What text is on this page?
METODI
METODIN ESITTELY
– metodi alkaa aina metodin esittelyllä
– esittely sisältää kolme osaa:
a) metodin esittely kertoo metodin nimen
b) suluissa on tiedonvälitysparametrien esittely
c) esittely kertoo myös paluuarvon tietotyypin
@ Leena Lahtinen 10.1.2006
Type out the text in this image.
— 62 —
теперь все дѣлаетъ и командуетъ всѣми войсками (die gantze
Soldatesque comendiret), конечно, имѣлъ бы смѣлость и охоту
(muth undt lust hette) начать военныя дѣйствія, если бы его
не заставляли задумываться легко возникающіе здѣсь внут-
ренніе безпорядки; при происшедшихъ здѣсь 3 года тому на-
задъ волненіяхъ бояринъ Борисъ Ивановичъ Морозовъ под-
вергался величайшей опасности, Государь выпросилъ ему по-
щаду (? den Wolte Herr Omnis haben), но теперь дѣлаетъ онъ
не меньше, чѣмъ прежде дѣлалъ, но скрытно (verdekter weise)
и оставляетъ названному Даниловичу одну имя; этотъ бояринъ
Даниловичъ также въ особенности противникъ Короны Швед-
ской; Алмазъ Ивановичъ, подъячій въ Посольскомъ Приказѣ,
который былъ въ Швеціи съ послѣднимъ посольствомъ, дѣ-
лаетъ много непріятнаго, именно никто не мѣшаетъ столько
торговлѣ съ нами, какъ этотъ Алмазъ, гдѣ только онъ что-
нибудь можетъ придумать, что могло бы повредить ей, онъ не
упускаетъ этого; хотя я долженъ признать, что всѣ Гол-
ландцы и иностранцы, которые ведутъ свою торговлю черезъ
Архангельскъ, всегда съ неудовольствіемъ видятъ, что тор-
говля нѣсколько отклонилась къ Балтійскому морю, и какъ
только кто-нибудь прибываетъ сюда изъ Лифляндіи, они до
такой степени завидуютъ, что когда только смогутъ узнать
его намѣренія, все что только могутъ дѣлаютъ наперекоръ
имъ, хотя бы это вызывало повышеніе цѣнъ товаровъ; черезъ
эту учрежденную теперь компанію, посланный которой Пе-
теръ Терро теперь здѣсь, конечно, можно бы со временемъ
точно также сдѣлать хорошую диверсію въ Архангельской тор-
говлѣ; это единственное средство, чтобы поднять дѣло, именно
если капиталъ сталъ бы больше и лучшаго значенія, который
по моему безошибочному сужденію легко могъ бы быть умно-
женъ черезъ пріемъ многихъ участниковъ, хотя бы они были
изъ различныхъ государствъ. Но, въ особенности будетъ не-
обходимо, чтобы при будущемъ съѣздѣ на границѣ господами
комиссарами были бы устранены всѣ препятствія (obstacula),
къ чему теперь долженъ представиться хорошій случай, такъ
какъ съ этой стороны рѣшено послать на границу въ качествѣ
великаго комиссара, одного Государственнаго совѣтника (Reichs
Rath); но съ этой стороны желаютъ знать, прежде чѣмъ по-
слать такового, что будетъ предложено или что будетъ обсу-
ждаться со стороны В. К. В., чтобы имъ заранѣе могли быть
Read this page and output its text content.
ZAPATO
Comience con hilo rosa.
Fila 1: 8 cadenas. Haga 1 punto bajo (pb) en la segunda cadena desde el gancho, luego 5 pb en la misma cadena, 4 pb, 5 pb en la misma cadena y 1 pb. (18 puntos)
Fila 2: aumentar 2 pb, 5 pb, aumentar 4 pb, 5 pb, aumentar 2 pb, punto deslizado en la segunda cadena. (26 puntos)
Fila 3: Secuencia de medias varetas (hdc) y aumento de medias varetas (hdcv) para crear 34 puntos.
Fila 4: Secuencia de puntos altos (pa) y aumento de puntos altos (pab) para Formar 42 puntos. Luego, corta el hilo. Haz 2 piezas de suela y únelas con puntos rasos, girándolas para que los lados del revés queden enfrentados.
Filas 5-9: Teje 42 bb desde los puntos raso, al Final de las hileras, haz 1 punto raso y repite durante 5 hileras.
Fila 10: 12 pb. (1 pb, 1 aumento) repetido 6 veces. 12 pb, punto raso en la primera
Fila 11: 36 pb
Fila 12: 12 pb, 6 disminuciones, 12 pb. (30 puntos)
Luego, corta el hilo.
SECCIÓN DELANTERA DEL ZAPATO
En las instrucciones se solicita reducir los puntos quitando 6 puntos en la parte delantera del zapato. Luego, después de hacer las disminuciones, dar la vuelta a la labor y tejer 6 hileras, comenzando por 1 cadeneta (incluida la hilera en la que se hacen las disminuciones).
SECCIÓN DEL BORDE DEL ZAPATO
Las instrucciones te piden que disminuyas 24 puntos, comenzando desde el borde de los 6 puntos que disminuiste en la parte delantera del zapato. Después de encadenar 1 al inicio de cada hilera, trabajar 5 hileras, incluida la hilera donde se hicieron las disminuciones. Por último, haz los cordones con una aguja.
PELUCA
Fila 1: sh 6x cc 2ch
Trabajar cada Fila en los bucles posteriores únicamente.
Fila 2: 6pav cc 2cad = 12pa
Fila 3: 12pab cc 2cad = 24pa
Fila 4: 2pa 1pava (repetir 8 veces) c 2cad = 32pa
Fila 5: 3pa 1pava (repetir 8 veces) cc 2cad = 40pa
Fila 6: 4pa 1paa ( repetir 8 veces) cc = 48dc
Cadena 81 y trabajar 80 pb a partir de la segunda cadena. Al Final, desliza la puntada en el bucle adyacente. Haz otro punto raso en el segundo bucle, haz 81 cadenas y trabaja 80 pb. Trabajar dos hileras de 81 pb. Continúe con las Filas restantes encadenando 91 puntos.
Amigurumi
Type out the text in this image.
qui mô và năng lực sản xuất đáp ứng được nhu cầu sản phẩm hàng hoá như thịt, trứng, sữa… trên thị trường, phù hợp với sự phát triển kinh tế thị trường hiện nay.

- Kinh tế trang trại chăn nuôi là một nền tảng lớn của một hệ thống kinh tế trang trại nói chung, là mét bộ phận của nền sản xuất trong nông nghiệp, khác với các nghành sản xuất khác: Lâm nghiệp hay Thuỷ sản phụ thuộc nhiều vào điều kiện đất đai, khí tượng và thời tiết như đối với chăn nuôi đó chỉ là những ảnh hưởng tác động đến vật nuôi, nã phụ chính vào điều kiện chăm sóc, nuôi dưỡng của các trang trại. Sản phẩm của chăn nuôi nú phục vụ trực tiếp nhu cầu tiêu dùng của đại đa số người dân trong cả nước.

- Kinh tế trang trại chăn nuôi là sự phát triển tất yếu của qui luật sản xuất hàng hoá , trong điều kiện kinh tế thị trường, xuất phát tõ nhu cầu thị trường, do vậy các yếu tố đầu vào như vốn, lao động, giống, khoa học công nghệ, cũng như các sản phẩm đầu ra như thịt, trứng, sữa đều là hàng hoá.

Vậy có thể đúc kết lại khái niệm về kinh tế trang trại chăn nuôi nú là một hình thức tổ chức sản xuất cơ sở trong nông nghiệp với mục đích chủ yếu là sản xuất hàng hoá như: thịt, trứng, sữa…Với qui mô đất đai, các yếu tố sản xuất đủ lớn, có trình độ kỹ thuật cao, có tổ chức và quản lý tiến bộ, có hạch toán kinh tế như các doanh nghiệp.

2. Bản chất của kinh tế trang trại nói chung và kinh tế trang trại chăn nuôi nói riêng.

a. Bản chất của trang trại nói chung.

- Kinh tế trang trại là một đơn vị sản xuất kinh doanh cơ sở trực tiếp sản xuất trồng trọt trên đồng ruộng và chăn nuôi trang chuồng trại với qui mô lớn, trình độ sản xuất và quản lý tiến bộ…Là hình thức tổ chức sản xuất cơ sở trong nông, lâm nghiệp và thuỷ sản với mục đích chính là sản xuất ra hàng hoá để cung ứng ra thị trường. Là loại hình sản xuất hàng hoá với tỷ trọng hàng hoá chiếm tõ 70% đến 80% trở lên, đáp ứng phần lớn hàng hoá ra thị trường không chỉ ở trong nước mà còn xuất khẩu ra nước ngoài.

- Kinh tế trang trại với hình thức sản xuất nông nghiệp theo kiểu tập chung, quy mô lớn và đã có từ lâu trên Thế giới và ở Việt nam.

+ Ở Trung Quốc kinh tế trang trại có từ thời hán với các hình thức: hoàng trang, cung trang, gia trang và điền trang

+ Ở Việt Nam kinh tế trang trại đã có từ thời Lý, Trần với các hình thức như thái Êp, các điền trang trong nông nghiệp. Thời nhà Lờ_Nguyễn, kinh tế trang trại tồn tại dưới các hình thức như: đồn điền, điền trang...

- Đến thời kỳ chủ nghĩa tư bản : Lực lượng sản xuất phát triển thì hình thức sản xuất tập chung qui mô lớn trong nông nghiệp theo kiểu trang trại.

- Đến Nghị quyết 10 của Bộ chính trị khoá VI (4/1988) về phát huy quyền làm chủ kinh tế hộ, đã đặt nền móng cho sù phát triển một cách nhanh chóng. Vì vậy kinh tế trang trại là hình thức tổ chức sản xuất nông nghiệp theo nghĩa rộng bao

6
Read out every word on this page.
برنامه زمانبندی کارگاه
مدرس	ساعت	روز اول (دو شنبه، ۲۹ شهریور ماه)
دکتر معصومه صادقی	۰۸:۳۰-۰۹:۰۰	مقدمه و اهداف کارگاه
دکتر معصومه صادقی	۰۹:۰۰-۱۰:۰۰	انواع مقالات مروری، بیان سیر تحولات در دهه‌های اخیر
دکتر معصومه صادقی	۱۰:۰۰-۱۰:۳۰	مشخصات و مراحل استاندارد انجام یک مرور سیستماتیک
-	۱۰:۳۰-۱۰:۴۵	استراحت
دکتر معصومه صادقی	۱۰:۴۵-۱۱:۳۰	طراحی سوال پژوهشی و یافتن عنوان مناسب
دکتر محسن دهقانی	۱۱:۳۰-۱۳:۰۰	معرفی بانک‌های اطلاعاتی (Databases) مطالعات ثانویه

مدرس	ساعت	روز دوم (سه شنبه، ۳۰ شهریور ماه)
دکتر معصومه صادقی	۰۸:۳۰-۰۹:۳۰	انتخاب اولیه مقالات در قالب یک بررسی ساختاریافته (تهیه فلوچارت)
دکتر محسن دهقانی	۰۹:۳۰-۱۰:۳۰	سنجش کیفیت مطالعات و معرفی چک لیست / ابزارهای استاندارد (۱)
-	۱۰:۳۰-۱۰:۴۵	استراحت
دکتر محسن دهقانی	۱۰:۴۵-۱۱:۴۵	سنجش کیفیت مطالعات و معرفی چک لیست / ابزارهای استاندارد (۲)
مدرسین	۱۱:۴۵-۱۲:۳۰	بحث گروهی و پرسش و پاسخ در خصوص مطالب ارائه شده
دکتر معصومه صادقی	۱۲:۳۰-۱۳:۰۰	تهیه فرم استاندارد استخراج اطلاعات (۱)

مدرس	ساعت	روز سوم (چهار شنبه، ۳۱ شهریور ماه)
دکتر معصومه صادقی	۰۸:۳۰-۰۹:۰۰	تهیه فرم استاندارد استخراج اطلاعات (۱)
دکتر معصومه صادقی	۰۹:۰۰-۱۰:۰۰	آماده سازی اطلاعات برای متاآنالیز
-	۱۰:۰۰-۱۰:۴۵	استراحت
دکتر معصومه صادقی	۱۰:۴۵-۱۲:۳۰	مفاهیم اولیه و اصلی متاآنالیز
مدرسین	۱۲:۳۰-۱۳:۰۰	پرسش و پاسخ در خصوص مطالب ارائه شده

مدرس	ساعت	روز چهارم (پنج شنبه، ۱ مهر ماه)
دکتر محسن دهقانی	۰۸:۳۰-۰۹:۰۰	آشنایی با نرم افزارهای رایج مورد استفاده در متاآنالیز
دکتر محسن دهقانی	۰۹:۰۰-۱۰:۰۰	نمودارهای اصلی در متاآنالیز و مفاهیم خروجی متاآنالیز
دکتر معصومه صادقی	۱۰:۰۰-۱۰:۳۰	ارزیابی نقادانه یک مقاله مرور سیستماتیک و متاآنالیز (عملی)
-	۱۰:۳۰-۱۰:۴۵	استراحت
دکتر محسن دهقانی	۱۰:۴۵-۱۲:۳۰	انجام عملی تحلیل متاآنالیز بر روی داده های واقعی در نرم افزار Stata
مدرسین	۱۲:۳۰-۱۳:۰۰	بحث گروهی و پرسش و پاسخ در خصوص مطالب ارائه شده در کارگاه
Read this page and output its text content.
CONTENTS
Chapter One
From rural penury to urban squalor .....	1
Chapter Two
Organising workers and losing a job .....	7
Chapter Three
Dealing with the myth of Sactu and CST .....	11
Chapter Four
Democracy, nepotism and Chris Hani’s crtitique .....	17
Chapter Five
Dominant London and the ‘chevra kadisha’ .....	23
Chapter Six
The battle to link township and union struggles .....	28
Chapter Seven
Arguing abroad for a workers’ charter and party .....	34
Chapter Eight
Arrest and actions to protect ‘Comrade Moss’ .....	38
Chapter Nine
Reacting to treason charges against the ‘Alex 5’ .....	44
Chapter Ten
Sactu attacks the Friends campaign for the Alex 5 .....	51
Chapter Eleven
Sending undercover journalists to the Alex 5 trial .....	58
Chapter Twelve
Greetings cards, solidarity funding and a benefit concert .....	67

EXERCISE: Identify lines with the string "اصلی". Copy each one.

COMPLETED TASK:
دکتر معصومه صادقی	۱۰:۴۵-۱۲:۳۰	مفاهیم اولیه و اصلی متاآنالیز
دکتر محسن دهقانی	۰۹:۰۰-۱۰:۰۰	نمودارهای اصلی در متاآنالیز و مفاهیم خروجی متاآنالیز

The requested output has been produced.